### Your goal
Pull every line containing "Consider" out of the material below.

### Provided entries

* * * * * * *

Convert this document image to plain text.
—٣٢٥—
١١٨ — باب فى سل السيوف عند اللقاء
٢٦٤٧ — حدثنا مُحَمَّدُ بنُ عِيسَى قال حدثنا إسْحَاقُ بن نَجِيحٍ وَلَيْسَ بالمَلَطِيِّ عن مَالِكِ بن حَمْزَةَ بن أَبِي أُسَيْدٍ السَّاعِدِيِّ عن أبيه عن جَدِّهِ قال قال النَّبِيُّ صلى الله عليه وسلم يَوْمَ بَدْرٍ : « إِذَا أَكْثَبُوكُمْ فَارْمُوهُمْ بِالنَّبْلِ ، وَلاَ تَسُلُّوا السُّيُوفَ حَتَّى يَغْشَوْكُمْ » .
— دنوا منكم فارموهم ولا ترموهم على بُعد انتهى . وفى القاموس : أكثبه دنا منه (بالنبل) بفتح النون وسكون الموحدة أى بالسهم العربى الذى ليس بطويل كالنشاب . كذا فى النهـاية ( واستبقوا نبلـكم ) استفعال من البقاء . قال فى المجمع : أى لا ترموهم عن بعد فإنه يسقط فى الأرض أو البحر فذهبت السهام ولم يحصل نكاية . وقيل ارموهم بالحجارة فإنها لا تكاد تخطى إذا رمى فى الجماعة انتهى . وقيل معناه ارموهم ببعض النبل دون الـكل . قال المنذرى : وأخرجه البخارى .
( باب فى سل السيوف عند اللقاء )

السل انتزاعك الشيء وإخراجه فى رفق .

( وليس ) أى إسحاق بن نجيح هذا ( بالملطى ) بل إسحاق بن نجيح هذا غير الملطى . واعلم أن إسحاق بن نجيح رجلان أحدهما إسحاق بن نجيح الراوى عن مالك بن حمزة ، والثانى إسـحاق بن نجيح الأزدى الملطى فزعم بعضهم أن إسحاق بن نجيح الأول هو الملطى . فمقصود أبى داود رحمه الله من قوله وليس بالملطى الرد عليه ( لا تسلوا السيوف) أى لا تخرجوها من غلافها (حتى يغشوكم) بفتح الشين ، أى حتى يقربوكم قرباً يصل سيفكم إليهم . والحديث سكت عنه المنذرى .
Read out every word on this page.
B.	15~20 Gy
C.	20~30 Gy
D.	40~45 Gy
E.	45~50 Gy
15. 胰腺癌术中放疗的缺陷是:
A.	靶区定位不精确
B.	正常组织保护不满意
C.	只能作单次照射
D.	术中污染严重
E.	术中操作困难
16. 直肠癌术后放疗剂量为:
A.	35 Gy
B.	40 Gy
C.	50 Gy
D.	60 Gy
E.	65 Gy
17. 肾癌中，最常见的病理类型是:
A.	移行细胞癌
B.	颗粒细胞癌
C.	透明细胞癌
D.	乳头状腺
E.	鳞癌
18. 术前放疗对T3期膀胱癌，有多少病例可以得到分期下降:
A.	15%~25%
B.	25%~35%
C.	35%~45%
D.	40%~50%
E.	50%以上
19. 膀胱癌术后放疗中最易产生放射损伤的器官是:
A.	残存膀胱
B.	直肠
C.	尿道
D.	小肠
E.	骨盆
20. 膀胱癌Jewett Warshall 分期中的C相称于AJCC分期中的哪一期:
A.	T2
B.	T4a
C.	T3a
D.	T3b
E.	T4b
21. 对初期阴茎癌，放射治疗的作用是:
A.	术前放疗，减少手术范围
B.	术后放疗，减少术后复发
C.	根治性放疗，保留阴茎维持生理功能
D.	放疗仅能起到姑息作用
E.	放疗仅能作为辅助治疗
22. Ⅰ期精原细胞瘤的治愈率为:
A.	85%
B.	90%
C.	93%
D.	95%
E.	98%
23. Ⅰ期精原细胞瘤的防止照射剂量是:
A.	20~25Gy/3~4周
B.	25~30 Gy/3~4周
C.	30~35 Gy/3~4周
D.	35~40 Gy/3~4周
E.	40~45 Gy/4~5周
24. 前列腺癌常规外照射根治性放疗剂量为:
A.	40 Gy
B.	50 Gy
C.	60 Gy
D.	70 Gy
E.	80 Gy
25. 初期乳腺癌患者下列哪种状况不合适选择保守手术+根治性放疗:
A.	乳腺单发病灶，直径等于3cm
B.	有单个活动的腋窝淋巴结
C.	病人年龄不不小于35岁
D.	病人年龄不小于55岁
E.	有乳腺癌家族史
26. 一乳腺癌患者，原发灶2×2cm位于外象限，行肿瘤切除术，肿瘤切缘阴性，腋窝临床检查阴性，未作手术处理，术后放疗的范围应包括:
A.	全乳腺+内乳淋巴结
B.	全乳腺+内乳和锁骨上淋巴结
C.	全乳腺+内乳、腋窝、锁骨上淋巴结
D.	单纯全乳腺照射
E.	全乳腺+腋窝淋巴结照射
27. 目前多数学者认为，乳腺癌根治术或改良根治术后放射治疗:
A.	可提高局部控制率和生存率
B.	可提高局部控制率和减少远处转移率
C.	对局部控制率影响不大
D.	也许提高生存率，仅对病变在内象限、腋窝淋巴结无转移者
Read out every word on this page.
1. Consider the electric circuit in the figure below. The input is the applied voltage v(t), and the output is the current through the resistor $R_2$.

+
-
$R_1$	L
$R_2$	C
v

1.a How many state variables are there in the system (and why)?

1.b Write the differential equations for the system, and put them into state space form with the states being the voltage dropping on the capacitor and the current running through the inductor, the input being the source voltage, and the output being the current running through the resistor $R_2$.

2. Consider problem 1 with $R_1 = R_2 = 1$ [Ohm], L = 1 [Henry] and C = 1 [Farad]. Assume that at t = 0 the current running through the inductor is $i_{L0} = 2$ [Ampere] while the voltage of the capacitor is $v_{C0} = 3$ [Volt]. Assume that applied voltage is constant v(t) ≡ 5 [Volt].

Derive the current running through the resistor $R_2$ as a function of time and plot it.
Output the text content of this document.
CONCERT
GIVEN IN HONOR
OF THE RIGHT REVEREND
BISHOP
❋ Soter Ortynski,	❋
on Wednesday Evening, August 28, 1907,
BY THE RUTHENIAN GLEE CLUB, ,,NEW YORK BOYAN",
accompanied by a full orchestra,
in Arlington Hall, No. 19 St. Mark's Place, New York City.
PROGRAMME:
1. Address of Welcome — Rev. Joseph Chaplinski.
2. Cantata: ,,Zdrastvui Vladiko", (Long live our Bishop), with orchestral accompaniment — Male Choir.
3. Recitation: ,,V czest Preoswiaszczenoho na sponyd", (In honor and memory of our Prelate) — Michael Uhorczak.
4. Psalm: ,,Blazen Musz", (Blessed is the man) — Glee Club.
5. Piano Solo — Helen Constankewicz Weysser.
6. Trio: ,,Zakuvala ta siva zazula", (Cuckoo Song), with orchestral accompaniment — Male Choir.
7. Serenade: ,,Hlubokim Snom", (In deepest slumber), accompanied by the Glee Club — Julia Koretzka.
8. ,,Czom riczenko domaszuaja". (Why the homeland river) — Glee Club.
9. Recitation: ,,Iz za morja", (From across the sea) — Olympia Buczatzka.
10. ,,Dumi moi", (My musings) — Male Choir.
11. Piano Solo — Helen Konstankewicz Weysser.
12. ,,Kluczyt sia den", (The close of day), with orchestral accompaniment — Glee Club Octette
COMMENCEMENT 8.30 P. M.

* * * * * * *

### Response for this exercise
1. Consider the electric circuit in the figure below. The input is the applied voltage v(t), and the output is the current through the resistor $R_2$.
2. Consider problem 1 with $R_1 = R_2 = 1$ [Ohm], L = 1 [Henry] and C = 1 [Farad]. Assume that at t = 0 the current running through the inductor is $i_{L0} = 2$ [Ampere] while the voltage of the capacitor is $v_{C0} = 3$ [Volt]. Assume that applied voltage is constant v(t) ≡ 5 [Volt].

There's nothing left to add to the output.